The exercise |
Provide nothing but the number of lines containing the string "liquide".

Dataset entries |
_ _ _ _ _

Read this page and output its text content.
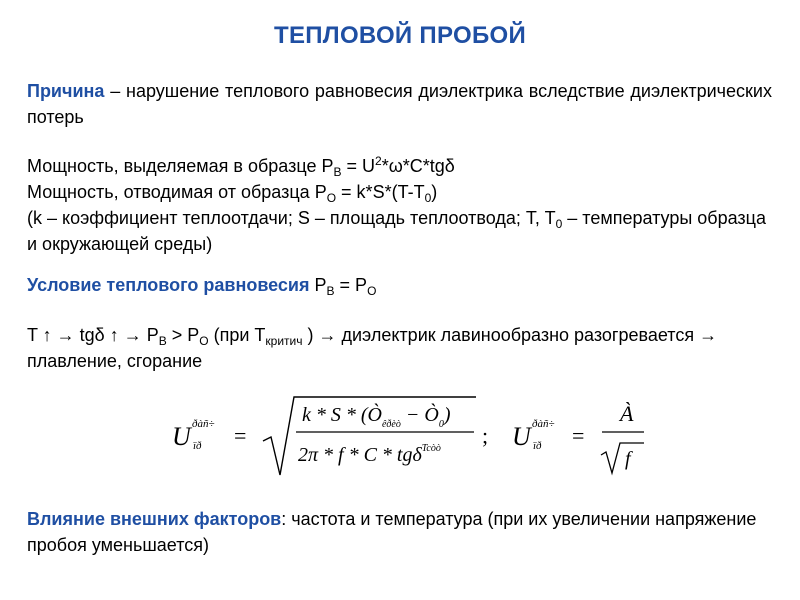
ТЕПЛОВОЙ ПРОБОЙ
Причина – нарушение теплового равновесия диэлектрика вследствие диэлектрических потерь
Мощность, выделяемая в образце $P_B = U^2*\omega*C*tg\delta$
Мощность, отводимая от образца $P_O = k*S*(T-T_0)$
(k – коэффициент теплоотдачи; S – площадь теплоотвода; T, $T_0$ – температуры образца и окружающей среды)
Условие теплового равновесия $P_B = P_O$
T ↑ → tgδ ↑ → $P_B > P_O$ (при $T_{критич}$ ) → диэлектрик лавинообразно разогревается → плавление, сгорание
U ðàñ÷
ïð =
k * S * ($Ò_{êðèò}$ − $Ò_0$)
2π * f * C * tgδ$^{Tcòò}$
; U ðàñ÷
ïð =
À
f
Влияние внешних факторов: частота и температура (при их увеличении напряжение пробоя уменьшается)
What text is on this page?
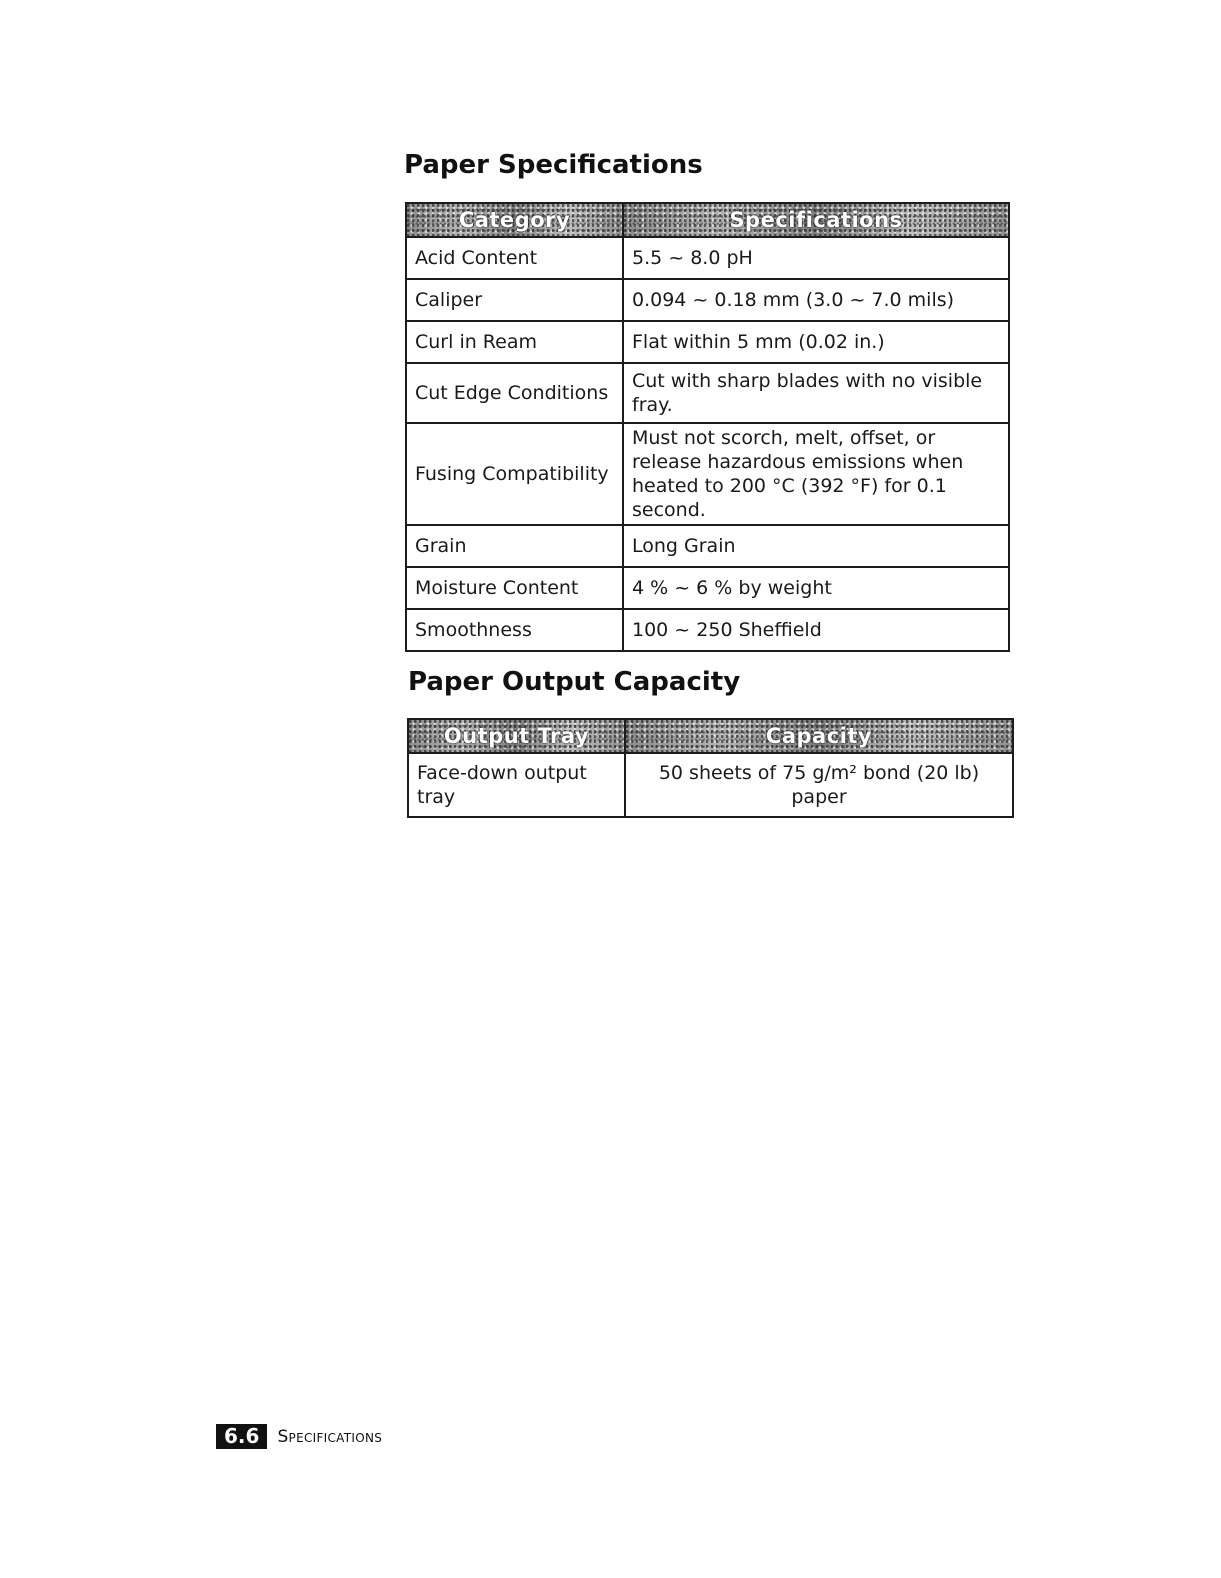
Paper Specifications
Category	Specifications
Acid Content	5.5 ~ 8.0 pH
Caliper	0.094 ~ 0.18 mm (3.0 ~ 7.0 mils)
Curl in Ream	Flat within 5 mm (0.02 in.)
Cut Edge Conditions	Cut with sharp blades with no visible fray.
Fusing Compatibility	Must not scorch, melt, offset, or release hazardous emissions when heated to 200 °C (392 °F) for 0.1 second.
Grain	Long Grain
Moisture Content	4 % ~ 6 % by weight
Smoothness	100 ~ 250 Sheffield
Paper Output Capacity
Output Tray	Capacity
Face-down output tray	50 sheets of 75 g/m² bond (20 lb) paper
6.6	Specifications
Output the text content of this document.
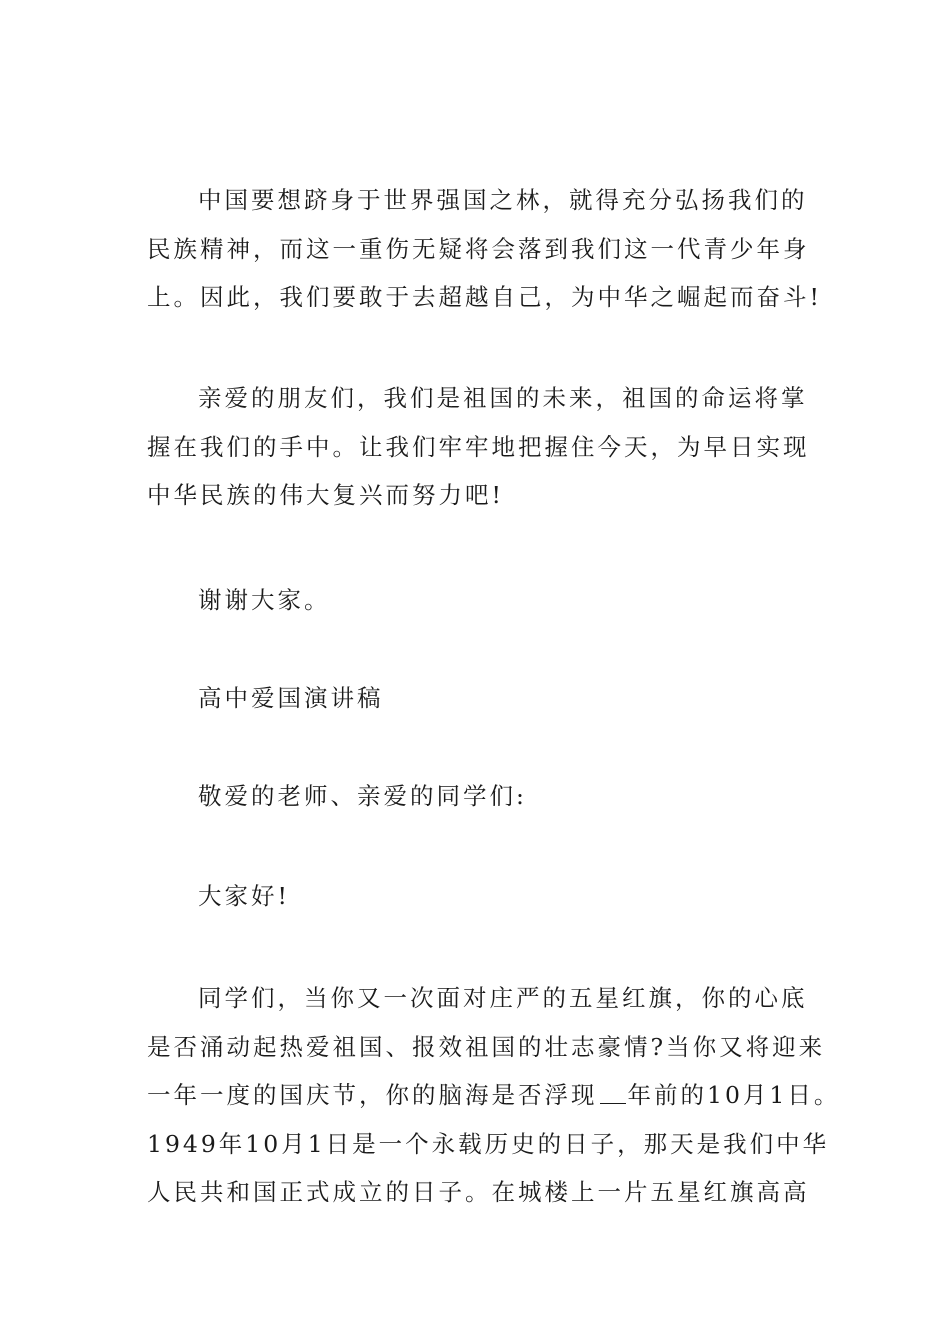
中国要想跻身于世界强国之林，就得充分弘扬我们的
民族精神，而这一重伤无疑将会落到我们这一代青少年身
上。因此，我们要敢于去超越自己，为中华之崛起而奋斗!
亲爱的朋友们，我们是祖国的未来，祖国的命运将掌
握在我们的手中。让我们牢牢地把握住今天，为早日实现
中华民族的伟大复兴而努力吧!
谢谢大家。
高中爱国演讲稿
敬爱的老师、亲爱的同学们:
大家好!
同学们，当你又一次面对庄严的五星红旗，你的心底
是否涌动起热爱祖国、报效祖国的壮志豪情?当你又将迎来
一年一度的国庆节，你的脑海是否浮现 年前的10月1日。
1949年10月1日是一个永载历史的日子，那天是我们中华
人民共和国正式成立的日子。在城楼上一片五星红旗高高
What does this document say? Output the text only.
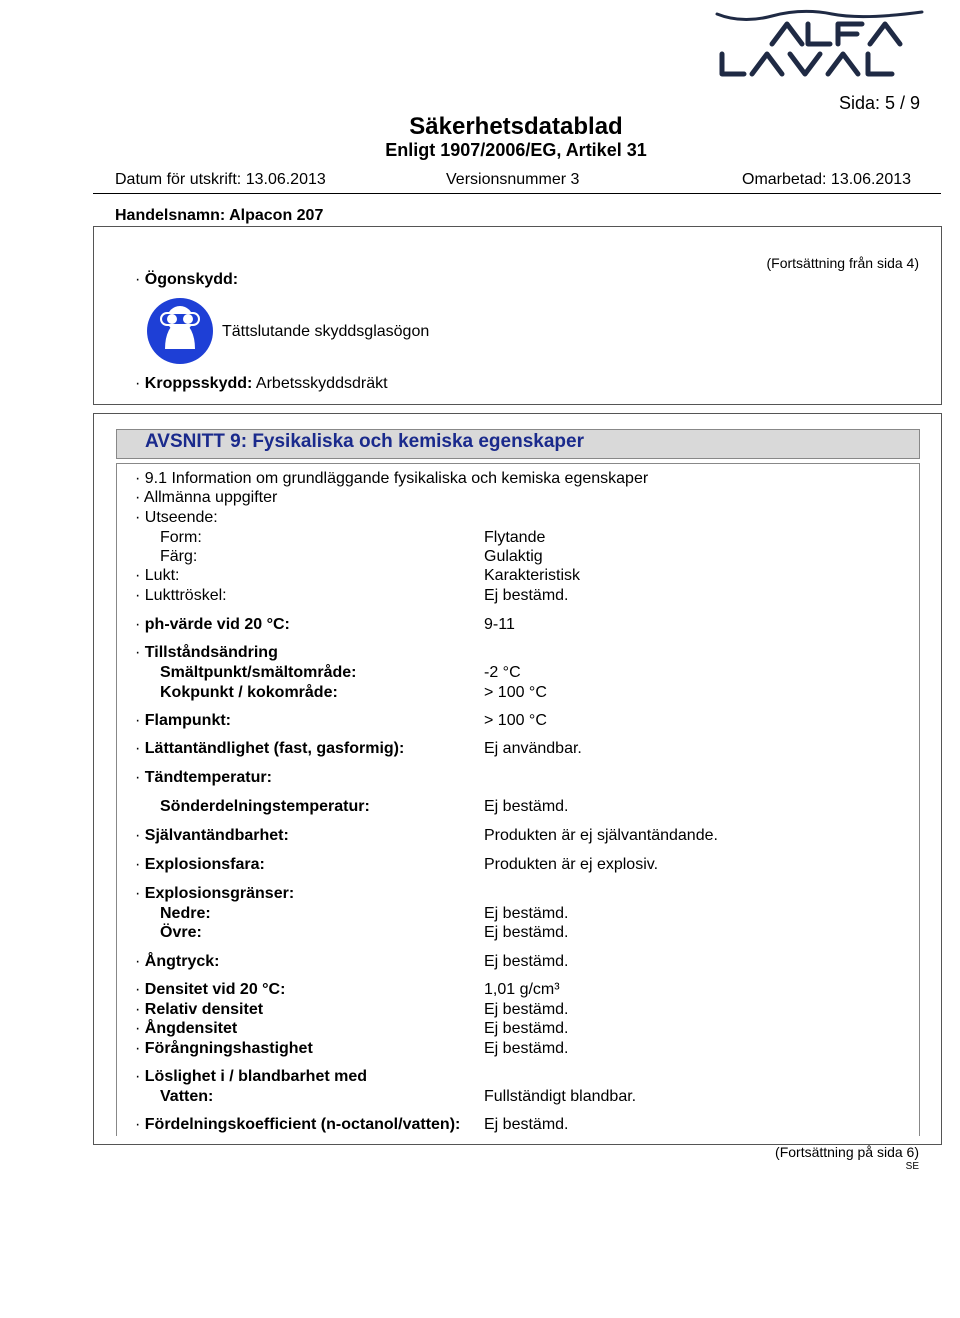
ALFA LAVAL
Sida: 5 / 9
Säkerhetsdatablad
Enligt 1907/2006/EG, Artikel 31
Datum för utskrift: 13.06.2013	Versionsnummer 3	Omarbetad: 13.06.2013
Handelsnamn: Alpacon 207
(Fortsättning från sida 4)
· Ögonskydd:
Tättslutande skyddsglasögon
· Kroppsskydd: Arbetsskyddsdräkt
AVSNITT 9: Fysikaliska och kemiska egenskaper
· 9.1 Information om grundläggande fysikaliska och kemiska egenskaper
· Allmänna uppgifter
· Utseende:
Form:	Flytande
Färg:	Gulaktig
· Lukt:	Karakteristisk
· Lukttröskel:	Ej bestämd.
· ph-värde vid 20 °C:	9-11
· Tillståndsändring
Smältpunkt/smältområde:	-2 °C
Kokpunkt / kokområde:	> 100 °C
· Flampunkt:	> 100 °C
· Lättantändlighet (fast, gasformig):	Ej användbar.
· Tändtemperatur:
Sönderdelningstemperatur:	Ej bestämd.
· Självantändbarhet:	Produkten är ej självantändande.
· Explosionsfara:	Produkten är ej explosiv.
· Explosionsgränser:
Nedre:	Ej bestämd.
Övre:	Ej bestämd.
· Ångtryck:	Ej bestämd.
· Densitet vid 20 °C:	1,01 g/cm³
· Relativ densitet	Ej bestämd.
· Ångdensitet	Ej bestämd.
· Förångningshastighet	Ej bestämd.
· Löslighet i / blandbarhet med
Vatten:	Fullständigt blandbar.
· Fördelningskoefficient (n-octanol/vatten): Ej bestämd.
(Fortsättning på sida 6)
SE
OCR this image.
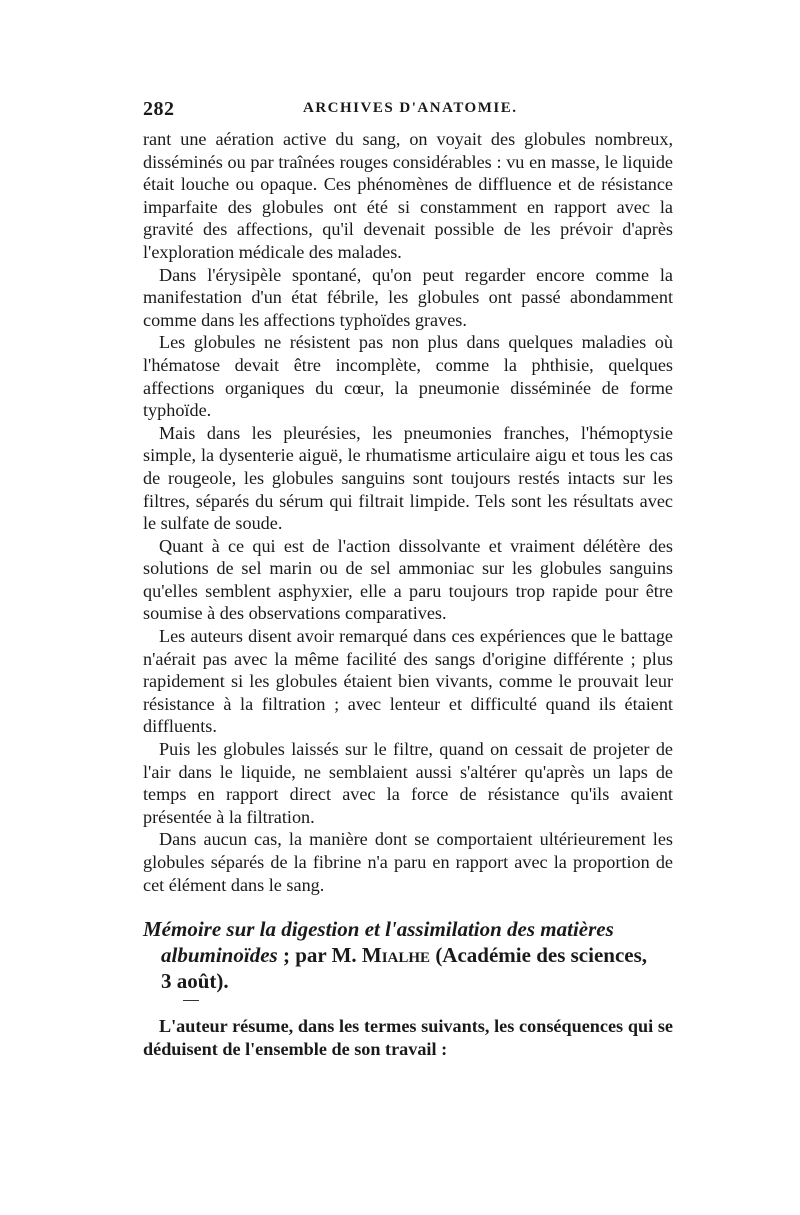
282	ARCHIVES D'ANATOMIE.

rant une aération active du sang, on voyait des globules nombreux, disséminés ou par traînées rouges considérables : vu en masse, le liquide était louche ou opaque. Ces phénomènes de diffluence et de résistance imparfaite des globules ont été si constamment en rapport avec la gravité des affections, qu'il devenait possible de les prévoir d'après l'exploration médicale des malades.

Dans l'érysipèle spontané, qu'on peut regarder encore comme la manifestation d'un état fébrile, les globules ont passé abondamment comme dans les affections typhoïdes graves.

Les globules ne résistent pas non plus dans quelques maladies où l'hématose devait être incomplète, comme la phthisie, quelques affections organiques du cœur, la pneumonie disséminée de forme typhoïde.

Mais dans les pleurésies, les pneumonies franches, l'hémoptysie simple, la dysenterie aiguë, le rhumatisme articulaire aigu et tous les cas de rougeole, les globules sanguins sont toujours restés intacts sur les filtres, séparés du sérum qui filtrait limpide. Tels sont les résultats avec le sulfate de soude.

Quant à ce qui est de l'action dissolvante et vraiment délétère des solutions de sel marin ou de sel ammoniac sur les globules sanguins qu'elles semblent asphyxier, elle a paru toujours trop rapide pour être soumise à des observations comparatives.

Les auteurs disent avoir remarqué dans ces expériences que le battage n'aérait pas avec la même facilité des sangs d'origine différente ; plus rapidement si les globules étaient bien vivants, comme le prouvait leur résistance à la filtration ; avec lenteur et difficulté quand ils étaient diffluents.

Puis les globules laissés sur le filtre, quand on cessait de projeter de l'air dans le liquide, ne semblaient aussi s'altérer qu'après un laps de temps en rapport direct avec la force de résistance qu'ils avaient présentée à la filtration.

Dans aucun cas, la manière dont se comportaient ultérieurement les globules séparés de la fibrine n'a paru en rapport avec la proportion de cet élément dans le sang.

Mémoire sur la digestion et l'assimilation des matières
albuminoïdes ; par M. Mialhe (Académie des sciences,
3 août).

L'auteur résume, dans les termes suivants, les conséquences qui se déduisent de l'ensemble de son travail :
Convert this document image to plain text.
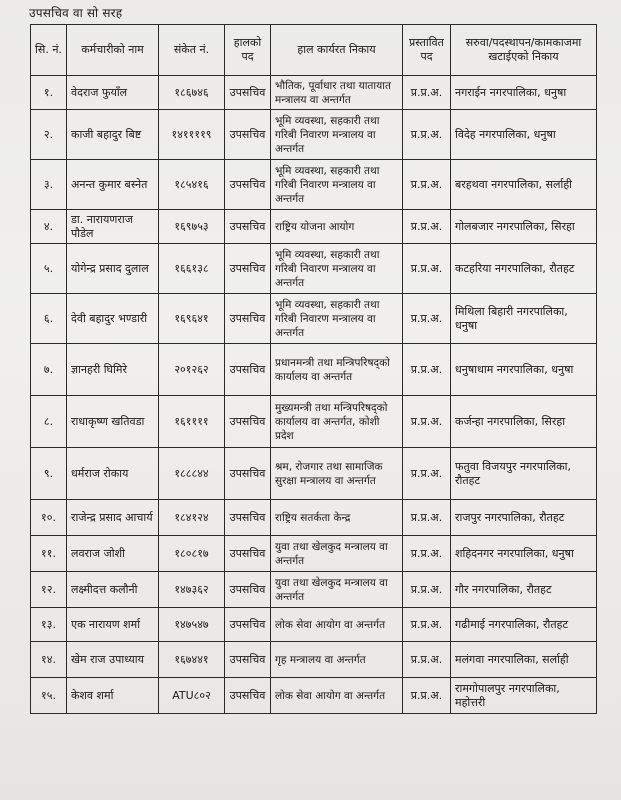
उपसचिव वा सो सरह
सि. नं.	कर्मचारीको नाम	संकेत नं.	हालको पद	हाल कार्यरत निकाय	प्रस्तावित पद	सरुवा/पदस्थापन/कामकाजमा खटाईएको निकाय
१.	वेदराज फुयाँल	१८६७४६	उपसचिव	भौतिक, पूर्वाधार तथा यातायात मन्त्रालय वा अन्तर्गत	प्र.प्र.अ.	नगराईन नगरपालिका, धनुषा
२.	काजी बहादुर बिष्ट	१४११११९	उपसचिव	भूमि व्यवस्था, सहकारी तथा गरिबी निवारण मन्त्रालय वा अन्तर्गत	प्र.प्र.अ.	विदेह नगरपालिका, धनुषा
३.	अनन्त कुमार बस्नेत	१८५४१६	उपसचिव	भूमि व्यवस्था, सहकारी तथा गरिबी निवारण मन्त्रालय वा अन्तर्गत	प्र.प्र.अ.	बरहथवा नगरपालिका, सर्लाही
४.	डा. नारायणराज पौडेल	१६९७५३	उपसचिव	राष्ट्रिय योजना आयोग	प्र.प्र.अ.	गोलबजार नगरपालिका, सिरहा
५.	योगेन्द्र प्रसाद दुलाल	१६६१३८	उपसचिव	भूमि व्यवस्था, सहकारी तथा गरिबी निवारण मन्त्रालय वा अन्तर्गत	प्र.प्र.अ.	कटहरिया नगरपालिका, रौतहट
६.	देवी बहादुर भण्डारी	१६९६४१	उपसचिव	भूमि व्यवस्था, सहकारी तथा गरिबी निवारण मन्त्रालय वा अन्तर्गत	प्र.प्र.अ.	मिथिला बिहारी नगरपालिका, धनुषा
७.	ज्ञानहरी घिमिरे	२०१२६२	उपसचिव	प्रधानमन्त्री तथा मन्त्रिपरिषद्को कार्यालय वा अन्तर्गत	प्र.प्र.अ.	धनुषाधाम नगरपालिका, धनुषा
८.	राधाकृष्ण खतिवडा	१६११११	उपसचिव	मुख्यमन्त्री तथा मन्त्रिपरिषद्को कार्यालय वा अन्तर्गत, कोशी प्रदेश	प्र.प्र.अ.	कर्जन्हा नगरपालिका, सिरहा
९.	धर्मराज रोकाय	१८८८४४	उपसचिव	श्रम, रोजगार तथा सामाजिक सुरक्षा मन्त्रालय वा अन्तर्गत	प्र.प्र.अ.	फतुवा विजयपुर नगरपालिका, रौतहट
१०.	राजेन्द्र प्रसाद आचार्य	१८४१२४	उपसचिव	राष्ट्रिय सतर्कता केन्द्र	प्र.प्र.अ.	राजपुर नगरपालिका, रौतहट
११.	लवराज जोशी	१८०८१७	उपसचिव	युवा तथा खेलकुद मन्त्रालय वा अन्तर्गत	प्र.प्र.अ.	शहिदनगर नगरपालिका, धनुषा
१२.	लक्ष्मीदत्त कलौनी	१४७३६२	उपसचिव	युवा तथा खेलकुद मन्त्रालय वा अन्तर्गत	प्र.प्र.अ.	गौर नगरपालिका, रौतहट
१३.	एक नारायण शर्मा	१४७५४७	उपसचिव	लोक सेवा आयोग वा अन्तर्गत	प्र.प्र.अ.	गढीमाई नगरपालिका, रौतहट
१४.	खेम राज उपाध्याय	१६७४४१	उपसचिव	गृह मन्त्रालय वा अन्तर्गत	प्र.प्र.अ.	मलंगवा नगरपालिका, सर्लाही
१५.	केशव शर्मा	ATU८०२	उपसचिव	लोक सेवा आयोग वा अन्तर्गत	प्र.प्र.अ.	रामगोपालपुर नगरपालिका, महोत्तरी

_ _ _ _ _

Response to this exercise |
2